Stored data »
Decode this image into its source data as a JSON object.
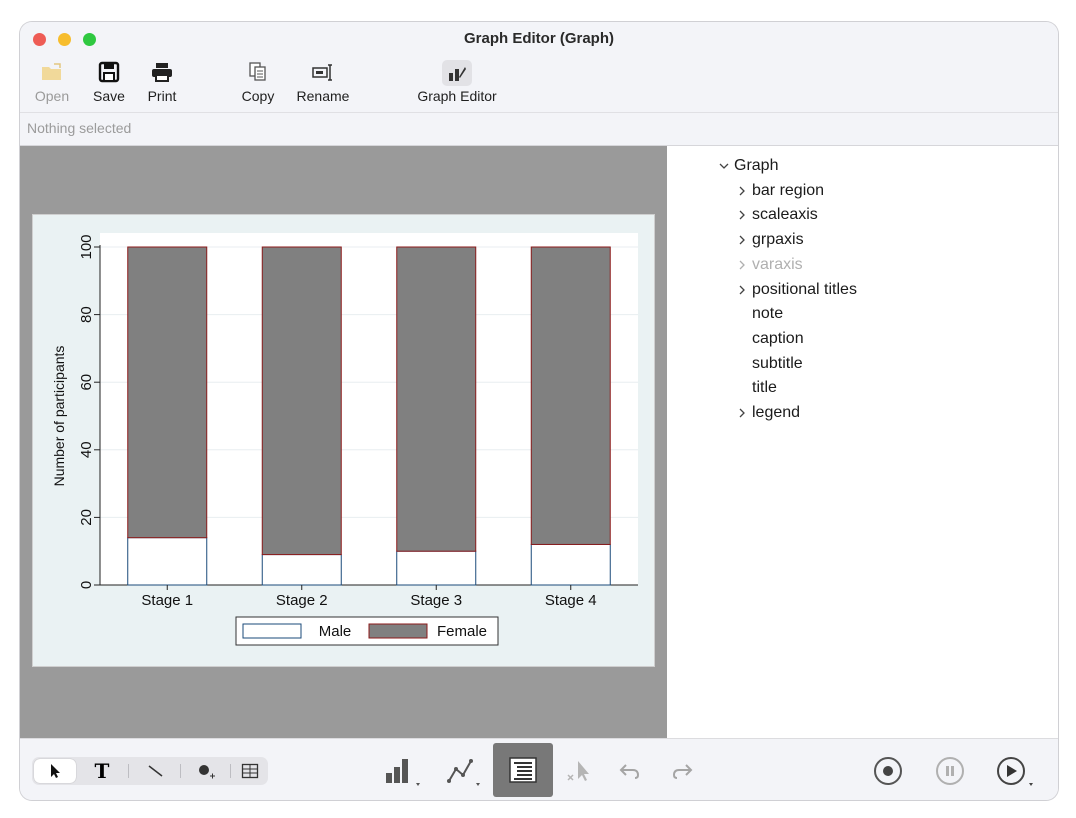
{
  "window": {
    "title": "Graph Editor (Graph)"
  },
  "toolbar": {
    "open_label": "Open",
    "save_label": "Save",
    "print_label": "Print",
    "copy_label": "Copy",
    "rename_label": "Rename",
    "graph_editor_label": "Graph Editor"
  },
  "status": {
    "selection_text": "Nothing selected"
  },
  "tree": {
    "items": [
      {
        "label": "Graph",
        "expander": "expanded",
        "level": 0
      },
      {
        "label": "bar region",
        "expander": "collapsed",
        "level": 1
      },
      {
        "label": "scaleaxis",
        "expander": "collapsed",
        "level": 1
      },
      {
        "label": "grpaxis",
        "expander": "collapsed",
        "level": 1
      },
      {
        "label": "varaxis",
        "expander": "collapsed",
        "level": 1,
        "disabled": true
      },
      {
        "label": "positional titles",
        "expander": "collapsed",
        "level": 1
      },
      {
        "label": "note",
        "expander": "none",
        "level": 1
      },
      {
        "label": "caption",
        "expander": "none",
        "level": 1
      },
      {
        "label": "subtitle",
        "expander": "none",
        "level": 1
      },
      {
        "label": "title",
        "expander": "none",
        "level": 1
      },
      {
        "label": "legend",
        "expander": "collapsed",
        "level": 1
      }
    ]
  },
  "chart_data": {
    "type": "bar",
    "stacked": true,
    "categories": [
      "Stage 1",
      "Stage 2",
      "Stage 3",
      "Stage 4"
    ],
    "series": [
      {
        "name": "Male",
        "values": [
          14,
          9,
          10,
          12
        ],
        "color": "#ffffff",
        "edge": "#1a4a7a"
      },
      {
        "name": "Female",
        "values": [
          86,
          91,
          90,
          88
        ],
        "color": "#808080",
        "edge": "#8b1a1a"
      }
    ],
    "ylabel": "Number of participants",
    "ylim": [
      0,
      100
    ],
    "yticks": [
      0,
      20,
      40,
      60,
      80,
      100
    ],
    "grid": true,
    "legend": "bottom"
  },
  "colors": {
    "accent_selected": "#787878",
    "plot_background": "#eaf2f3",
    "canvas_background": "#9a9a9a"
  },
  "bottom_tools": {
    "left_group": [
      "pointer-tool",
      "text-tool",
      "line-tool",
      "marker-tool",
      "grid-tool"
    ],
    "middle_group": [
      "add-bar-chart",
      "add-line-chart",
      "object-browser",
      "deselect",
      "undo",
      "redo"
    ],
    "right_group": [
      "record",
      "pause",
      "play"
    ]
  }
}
==
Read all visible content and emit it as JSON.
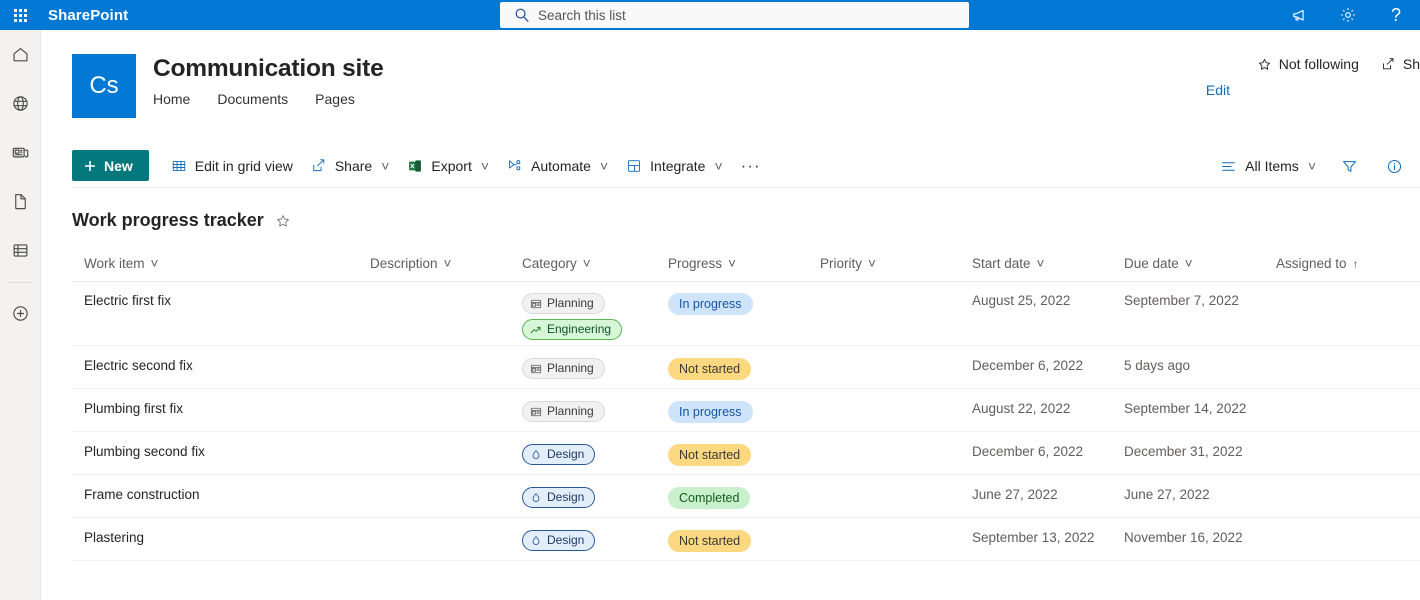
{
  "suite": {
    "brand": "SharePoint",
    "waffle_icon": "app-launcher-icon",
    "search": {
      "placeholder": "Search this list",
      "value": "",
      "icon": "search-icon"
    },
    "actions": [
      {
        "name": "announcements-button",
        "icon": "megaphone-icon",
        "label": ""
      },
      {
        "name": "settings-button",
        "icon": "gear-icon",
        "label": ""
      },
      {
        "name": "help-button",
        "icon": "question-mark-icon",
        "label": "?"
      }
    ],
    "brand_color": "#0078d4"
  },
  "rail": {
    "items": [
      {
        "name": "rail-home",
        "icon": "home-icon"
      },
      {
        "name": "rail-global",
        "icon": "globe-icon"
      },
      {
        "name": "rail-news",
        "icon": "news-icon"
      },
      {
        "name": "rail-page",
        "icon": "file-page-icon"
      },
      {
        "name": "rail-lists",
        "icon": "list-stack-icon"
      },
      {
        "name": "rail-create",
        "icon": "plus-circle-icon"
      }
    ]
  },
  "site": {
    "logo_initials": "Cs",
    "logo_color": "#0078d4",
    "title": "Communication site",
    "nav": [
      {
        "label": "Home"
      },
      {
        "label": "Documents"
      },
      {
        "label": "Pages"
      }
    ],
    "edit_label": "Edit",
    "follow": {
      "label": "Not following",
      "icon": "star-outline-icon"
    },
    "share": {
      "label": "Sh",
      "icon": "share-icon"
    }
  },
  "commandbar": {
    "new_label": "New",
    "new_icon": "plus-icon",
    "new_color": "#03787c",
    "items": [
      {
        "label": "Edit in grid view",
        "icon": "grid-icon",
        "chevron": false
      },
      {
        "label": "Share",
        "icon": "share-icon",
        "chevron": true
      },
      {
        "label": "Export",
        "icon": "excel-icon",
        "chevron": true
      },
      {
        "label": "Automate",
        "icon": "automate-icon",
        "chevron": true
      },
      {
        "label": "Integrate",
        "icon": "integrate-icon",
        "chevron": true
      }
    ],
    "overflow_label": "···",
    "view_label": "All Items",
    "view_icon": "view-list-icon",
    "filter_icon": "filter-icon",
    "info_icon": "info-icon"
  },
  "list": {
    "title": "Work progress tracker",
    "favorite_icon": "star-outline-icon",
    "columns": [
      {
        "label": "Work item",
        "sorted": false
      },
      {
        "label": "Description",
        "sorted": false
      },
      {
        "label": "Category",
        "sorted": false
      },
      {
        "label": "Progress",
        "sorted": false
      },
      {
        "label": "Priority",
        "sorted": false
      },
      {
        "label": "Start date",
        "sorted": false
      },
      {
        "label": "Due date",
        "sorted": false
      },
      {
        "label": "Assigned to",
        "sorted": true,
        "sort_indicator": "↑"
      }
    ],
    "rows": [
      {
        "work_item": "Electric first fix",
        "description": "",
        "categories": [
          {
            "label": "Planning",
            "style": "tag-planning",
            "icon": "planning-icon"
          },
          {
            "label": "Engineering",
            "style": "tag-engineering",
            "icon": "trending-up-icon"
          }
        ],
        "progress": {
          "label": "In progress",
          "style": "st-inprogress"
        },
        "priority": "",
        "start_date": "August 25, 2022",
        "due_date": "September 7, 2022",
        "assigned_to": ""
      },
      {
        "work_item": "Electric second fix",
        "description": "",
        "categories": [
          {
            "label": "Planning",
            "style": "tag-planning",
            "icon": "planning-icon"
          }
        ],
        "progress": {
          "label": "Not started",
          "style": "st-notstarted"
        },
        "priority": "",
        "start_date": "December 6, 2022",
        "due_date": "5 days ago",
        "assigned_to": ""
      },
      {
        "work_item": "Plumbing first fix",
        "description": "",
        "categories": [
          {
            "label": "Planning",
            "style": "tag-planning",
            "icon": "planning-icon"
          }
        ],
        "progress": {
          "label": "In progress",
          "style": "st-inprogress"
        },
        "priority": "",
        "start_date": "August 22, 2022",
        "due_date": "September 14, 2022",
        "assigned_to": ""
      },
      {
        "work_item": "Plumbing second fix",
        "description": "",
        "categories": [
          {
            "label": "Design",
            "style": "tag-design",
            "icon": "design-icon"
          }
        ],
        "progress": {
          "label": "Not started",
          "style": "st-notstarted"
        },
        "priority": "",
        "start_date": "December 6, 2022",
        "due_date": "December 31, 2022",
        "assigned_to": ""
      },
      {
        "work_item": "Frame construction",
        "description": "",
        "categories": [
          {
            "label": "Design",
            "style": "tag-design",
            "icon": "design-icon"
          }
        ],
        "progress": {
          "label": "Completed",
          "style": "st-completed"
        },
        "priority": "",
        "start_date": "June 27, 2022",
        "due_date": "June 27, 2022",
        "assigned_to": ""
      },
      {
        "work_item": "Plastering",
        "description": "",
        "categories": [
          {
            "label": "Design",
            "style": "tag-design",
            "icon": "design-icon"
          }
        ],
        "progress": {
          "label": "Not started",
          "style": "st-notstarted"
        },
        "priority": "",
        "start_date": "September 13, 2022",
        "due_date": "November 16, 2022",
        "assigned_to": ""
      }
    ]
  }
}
* * *
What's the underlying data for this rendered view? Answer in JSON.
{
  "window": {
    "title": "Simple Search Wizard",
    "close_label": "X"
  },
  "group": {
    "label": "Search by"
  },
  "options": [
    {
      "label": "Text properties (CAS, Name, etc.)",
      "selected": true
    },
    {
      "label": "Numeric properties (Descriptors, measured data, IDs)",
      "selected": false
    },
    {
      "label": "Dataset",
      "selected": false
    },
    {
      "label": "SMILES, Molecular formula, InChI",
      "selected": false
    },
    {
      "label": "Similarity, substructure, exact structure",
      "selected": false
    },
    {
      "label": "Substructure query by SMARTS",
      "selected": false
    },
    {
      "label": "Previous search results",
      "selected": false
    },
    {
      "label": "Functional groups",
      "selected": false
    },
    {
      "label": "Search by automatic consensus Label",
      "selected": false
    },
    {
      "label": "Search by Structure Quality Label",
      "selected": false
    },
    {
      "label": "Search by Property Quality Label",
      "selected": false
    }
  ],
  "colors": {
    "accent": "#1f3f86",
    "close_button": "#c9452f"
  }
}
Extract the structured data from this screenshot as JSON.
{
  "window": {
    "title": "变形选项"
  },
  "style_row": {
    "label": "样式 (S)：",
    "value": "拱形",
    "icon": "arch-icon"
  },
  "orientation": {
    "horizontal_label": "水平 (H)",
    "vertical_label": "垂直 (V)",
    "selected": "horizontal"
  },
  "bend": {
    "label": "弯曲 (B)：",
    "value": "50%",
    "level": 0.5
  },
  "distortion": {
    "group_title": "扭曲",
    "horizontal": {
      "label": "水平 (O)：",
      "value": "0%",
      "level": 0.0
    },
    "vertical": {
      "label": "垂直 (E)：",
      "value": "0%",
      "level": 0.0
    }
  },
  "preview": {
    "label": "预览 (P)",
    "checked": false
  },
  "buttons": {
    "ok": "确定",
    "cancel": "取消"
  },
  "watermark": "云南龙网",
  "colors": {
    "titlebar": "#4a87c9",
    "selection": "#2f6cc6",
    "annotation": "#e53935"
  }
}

What you should do »
How many lines in the data contain the string "Graph"? Respond with the number only.

Task answer »
3